# Request
Give the number of lines in the records below that include "befizetett", and nothing more.

— BEGIN —

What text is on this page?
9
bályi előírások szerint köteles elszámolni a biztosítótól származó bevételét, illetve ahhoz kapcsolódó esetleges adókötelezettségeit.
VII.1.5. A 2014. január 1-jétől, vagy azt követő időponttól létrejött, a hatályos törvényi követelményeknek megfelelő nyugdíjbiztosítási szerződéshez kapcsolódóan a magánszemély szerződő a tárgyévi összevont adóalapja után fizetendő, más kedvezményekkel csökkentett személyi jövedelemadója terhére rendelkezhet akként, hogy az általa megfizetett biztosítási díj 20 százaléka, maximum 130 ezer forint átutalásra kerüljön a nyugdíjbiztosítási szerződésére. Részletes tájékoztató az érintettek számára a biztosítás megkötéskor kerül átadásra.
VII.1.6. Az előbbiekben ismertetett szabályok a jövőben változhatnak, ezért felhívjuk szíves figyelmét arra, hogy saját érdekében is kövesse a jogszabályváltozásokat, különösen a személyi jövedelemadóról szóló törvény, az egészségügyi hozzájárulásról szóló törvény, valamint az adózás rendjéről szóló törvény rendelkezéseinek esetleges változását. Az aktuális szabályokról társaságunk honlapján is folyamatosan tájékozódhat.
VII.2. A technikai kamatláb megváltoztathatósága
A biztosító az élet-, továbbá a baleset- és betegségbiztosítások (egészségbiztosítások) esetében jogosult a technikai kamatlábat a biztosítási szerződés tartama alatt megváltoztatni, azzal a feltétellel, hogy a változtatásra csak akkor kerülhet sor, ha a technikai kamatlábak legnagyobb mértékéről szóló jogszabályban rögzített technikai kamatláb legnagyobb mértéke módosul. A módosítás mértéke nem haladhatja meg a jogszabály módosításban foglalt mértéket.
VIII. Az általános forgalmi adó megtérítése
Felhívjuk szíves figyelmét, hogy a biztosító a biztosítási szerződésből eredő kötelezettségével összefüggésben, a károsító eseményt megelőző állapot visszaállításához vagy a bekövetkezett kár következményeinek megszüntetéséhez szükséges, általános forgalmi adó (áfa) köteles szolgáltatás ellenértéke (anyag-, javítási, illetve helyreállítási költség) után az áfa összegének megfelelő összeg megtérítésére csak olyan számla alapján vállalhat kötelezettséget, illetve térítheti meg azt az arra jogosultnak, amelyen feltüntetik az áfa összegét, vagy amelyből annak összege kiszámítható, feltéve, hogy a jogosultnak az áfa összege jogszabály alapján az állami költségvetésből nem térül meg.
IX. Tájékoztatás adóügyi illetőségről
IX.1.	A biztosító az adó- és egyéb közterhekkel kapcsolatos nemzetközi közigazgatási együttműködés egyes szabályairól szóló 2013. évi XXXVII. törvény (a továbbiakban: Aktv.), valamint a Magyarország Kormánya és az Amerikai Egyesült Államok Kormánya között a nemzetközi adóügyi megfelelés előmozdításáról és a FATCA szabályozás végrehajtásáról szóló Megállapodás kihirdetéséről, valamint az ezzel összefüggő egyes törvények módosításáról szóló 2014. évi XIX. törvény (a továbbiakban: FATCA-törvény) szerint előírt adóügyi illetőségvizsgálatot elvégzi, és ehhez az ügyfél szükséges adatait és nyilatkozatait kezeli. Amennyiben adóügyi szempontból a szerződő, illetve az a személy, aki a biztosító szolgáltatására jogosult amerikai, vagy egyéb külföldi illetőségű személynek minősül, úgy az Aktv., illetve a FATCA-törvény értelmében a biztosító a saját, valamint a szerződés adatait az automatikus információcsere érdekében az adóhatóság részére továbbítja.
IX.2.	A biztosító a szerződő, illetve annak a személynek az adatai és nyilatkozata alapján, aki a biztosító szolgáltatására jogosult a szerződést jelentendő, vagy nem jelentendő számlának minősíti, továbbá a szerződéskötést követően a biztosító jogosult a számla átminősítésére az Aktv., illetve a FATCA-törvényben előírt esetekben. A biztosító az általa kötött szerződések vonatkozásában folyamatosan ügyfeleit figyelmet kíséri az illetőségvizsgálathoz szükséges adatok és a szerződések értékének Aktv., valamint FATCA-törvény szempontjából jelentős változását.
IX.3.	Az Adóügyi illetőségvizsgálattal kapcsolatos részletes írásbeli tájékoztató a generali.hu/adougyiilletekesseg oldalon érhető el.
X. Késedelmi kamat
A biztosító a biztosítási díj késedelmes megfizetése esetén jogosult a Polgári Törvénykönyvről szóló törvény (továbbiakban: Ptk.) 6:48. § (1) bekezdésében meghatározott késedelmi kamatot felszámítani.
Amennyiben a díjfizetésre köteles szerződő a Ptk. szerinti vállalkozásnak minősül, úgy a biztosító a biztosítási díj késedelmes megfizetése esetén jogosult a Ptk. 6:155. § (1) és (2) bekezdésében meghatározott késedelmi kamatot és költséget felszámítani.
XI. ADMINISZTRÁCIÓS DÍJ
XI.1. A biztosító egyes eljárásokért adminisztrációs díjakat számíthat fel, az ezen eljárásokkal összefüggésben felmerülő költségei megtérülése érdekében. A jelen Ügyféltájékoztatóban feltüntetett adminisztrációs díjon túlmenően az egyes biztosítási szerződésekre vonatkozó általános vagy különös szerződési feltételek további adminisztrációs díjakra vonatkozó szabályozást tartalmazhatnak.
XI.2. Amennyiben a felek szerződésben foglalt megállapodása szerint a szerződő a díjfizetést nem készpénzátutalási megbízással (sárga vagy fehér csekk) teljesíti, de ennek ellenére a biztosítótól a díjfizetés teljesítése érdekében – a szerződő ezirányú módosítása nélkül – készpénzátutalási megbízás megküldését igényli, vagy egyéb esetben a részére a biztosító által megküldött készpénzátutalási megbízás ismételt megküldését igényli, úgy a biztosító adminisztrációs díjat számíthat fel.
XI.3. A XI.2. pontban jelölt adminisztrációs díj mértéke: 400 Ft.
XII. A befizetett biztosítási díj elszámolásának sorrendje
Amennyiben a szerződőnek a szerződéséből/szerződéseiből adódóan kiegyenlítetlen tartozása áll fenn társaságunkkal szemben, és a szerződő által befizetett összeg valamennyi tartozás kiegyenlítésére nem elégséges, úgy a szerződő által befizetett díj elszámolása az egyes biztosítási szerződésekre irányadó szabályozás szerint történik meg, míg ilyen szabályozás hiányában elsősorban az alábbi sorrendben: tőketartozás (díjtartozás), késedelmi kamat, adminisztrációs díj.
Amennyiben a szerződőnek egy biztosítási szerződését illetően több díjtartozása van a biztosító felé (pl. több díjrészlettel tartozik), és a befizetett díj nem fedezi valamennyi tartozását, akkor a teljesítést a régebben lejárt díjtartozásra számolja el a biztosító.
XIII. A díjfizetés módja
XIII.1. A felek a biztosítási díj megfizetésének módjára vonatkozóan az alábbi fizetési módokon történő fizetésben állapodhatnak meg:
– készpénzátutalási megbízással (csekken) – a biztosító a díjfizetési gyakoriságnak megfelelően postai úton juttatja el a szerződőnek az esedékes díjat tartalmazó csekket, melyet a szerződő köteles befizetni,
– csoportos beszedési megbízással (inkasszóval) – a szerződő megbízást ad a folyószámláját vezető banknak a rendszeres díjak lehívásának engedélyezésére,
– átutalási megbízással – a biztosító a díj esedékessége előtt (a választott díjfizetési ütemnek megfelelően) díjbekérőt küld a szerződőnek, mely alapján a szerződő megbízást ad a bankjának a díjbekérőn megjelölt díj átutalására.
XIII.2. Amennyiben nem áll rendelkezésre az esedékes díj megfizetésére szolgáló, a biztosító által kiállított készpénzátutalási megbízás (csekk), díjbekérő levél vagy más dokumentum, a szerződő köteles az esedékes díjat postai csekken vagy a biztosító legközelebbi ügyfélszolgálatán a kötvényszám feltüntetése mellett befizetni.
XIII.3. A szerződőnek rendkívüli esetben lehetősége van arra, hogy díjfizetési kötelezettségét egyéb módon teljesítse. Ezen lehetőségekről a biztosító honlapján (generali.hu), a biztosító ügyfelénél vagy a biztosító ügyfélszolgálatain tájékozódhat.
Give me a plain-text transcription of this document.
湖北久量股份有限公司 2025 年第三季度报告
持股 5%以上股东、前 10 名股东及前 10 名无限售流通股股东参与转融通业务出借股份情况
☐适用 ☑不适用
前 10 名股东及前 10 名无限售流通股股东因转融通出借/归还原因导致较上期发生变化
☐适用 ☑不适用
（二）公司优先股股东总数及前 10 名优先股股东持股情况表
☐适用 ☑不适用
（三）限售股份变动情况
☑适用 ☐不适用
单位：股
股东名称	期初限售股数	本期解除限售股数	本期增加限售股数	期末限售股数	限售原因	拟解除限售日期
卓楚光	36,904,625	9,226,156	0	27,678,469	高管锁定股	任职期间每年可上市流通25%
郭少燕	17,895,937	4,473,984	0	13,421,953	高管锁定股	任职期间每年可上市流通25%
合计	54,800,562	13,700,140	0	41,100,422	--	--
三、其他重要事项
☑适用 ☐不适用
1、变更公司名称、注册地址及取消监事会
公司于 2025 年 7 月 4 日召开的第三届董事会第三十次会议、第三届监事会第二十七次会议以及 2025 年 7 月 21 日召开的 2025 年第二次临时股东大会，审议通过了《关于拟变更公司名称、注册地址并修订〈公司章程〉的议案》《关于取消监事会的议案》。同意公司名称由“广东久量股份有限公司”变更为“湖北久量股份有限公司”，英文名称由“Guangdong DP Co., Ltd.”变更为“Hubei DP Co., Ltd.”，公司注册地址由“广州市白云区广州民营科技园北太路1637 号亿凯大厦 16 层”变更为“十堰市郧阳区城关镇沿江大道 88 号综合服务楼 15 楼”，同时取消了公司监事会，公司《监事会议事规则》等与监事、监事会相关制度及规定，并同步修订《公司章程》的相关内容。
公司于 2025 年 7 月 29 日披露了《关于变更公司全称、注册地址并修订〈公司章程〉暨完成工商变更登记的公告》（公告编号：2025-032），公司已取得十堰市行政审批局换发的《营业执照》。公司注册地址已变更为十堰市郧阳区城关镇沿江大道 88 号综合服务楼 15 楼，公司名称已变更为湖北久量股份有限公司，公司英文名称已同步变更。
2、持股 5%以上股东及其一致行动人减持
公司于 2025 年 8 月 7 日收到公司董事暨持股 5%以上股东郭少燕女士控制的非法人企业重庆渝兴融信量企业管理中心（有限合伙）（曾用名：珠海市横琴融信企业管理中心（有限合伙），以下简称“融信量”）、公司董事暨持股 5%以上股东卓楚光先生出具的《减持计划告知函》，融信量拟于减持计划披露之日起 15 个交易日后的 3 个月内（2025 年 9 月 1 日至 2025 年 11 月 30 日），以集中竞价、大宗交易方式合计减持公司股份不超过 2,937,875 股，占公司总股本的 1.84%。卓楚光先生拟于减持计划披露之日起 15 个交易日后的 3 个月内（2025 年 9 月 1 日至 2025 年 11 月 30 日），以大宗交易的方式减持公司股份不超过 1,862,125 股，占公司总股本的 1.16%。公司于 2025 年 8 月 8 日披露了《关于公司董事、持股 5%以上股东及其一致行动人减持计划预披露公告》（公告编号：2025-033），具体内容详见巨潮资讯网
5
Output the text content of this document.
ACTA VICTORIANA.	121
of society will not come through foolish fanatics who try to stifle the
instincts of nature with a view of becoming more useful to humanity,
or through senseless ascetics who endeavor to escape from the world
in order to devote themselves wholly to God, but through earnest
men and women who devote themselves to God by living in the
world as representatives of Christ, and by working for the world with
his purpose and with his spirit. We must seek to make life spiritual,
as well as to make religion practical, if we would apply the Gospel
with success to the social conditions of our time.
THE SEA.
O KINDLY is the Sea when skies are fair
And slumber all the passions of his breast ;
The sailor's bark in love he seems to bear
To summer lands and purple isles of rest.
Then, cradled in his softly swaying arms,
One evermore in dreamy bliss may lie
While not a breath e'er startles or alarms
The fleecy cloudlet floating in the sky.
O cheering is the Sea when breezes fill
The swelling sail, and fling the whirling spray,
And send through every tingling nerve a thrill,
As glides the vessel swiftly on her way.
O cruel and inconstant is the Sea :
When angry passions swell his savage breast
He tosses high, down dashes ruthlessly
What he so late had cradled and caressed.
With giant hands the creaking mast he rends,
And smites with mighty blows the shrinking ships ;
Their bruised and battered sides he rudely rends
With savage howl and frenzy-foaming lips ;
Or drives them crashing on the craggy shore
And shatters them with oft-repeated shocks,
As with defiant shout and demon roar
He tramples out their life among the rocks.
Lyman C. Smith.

— END —

# The response
3